[Entries from a dataset]
* START *

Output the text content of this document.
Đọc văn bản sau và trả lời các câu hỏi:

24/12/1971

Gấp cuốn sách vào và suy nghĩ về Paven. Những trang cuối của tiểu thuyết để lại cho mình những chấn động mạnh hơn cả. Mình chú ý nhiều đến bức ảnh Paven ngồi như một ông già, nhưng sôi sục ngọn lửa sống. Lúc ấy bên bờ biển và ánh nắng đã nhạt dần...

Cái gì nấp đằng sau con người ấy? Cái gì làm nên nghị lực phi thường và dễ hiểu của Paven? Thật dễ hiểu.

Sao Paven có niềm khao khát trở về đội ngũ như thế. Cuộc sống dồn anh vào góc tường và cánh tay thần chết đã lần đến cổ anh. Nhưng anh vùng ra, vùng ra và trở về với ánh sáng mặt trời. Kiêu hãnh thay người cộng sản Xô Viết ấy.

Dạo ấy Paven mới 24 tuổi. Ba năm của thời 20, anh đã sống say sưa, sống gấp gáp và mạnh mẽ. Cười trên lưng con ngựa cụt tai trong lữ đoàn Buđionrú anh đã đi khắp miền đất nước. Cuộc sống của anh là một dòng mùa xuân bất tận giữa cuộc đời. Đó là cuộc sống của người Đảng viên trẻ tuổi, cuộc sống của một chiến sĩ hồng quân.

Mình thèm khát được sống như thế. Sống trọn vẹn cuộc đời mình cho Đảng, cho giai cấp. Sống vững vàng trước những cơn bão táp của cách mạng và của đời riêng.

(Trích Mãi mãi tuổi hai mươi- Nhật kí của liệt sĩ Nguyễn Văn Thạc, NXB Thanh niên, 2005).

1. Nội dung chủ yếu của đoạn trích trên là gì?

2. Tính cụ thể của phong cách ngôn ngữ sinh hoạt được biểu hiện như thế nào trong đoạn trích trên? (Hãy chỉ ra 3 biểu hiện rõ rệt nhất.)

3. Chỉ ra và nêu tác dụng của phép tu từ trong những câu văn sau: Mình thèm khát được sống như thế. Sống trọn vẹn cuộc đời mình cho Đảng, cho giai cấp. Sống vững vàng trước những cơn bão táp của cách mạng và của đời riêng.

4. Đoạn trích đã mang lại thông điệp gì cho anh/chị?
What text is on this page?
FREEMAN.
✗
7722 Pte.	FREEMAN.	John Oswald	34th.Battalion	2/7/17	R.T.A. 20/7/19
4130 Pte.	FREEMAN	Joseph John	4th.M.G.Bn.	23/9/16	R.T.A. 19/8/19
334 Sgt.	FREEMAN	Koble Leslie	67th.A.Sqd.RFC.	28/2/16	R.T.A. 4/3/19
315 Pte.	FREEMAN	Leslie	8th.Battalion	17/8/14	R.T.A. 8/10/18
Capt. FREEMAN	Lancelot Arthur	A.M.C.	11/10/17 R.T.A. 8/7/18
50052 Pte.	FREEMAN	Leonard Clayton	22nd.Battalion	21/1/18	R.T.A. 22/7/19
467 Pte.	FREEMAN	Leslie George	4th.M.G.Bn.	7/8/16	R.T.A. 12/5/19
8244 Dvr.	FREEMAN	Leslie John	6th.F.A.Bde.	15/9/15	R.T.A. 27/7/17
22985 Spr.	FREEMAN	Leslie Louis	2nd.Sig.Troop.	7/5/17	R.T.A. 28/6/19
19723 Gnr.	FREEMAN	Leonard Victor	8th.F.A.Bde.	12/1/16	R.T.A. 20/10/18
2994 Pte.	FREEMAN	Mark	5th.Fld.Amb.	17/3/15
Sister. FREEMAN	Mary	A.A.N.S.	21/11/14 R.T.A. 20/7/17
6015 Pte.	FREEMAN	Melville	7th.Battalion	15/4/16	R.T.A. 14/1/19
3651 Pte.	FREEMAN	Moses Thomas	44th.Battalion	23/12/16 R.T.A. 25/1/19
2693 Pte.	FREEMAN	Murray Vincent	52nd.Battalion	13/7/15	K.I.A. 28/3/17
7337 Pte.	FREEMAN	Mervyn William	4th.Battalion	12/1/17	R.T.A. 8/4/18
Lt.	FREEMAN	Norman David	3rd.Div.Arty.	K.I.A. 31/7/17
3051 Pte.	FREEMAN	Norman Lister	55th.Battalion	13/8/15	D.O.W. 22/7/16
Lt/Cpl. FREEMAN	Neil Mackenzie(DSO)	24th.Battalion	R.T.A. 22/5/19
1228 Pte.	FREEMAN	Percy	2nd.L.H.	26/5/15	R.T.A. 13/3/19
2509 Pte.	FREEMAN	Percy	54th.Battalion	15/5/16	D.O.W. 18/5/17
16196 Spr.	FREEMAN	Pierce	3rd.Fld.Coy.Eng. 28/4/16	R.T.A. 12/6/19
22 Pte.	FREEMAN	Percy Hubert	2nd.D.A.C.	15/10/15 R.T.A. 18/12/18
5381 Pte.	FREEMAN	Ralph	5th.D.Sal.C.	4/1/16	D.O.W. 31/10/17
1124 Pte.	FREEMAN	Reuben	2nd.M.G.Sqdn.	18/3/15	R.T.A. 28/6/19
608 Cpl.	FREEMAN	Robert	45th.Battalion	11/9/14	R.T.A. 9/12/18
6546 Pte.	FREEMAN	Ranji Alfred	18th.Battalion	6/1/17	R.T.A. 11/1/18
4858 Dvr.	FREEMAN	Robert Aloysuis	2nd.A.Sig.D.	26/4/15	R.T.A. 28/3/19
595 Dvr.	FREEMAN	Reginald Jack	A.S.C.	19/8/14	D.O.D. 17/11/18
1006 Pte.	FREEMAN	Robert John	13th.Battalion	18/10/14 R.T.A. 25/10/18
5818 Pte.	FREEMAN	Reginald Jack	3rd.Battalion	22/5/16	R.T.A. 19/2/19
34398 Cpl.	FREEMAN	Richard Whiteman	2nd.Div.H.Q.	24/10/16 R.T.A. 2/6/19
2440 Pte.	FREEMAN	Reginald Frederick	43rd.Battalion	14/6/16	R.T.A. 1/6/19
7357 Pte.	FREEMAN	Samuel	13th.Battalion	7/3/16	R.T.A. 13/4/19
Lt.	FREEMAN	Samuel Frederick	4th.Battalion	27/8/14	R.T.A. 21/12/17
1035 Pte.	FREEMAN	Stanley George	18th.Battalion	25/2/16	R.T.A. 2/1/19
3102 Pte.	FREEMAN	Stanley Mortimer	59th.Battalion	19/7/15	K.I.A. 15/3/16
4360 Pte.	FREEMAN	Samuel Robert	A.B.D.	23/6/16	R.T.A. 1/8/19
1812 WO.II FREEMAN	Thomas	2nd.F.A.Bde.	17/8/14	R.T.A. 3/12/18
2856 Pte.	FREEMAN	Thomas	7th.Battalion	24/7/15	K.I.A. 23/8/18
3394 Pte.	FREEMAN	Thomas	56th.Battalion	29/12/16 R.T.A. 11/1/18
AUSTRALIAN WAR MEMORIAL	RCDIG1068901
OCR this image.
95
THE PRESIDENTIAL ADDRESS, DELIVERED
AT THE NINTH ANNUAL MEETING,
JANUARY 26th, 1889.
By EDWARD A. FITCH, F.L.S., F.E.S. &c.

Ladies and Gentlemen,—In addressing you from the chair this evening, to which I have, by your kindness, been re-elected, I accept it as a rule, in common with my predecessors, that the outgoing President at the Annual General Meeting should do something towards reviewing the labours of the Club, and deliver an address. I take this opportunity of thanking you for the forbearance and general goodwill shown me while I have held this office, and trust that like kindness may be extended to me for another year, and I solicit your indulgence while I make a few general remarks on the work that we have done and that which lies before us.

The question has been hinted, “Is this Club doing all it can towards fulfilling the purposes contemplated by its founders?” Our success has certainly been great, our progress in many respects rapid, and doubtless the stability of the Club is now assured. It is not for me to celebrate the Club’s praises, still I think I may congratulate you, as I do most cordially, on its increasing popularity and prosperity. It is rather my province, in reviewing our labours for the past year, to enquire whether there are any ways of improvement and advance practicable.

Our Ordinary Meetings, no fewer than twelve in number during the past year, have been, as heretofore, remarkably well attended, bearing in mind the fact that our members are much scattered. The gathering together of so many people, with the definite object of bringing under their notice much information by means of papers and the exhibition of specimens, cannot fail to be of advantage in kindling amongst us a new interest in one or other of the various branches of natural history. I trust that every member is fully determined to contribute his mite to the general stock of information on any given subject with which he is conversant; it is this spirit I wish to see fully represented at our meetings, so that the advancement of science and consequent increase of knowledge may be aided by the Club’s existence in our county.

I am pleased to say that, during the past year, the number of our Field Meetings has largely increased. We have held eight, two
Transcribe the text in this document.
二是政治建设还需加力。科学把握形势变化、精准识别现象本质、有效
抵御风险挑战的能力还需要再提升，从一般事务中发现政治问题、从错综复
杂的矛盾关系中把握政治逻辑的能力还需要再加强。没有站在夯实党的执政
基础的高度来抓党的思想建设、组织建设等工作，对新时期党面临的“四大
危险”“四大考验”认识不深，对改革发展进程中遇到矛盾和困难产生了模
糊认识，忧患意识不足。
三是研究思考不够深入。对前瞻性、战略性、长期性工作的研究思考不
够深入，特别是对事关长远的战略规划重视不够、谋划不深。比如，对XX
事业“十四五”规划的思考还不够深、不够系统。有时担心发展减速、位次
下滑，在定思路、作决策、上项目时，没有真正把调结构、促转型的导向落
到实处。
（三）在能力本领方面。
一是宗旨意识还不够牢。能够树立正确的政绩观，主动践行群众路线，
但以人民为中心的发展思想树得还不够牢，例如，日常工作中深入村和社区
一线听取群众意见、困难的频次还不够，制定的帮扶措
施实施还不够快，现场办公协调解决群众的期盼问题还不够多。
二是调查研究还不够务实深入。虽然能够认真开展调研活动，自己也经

* END *

THE REQUEST: Filter the records above for lines containing the word "Leonard", and copy those lines.

RESULT OF THE EXERCISE:
50052 Pte.	FREEMAN	Leonard Clayton	22nd.Battalion	21/1/18	R.T.A. 22/7/19
19723 Gnr.	FREEMAN	Leonard Victor	8th.F.A.Bde.	12/1/16	R.T.A. 20/10/18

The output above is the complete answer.